# What is asked:
Each line containing the word "登记编号" must be collected.

### The data ###

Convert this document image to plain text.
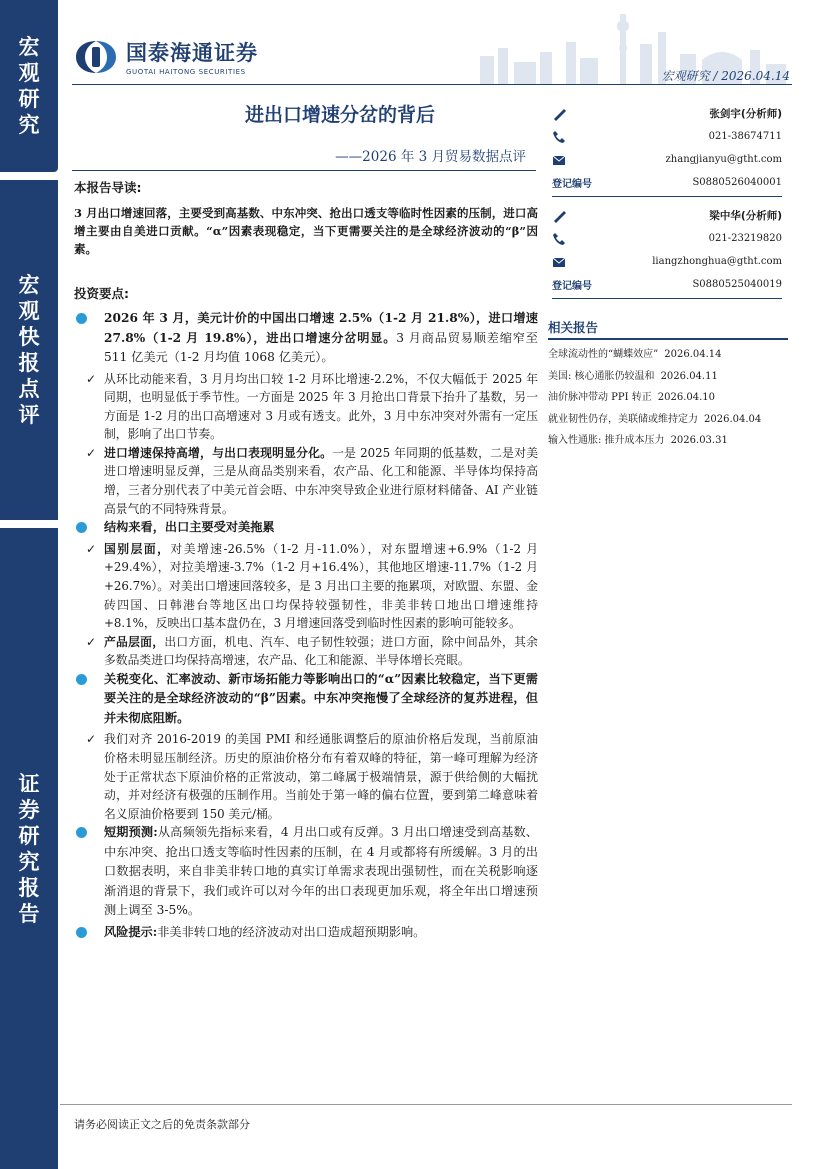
宏
观
研
究
宏
观
快
报
点
评
证
券
研
究
报
告
国泰海通证券
GUOTAI HAITONG SECURITIES	宏观研究 / 2026.04.14
进出口增速分岔的背后
——2026 年 3 月贸易数据点评
本报告导读:
3 月出口增速回落，主要受到高基数、中东冲突、抢出口透支等临时性因素的压制，进口高增主要由自美进口贡献。“α”因素表现稳定，当下更需要关注的是全球经济波动的“β”因素。
投资要点:
2026 年 3 月，美元计价的中国出口增速 2.5%（1-2 月 21.8%），进口增速 27.8%（1-2 月 19.8%），进出口增速分岔明显。3 月商品贸易顺差缩窄至 511 亿美元（1-2 月均值 1068 亿美元）。
✓ 从环比动能来看，3 月月均出口较 1-2 月环比增速-2.2%，不仅大幅低于 2025 年同期，也明显低于季节性。一方面是 2025 年 3 月抢出口背景下抬升了基数，另一方面是 1-2 月的出口高增速对 3 月或有透支。此外，3 月中东冲突对外需有一定压制，影响了出口节奏。
✓ 进口增速保持高增，与出口表现明显分化。一是 2025 年同期的低基数，二是对美进口增速明显反弹，三是从商品类别来看，农产品、化工和能源、半导体均保持高增，三者分别代表了中美元首会晤、中东冲突导致企业进行原材料储备、AI 产业链高景气的不同特殊背景。
结构来看，出口主要受对美拖累
✓ 国别层面，对美增速-26.5%（1-2 月-11.0%），对东盟增速+6.9%（1-2 月+29.4%），对拉美增速-3.7%（1-2 月+16.4%），其他地区增速-11.7%（1-2 月+26.7%）。对美出口增速回落较多，是 3 月出口主要的拖累项，对欧盟、东盟、金砖四国、日韩港台等地区出口均保持较强韧性，非美非转口地出口增速维持+8.1%，反映出口基本盘仍在，3 月增速回落受到临时性因素的影响可能较多。
✓ 产品层面，出口方面，机电、汽车、电子韧性较强；进口方面，除中间品外，其余多数品类进口均保持高增速，农产品、化工和能源、半导体增长亮眼。
关税变化、汇率波动、新市场拓能力等影响出口的“α”因素比较稳定，当下更需要关注的是全球经济波动的“β”因素。中东冲突拖慢了全球经济的复苏进程，但并未彻底阻断。
✓ 我们对齐 2016-2019 的美国 PMI 和经通胀调整后的原油价格后发现，当前原油价格未明显压制经济。历史的原油价格分布有着双峰的特征，第一峰可理解为经济处于正常状态下原油价格的正常波动，第二峰属于极端情景，源于供给侧的大幅扰动，并对经济有极强的压制作用。当前处于第一峰的偏右位置，要到第二峰意味着名义原油价格要到 150 美元/桶。
短期预测:从高频领先指标来看，4 月出口或有反弹。3 月出口增速受到高基数、中东冲突、抢出口透支等临时性因素的压制，在 4 月或都将有所缓解。3 月的出口数据表明，来自非美非转口地的真实订单需求表现出强韧性，而在关税影响逐渐消退的背景下，我们或许可以对今年的出口表现更加乐观，将全年出口增速预测上调至 3-5%。
风险提示:非美非转口地的经济波动对出口造成超预期影响。
张剑宇(分析师)
021-38674711
zhangjianyu@gtht.com
登记编号	S0880526040001
梁中华(分析师)
021-23219820
liangzhonghua@gtht.com
登记编号	S0880525040019
相关报告
全球流动性的“蝴蝶效应” 2026.04.14
美国: 核心通胀仍较温和 2026.04.11
油价脉冲带动 PPI 转正 2026.04.10
就业韧性仍存，美联储或维持定力 2026.04.04
输入性通胀: 推升成本压力 2026.03.31
请务必阅读正文之后的免责条款部分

###

# Solution to the exercise:
登记编号	S0880526040001
登记编号	S0880525040019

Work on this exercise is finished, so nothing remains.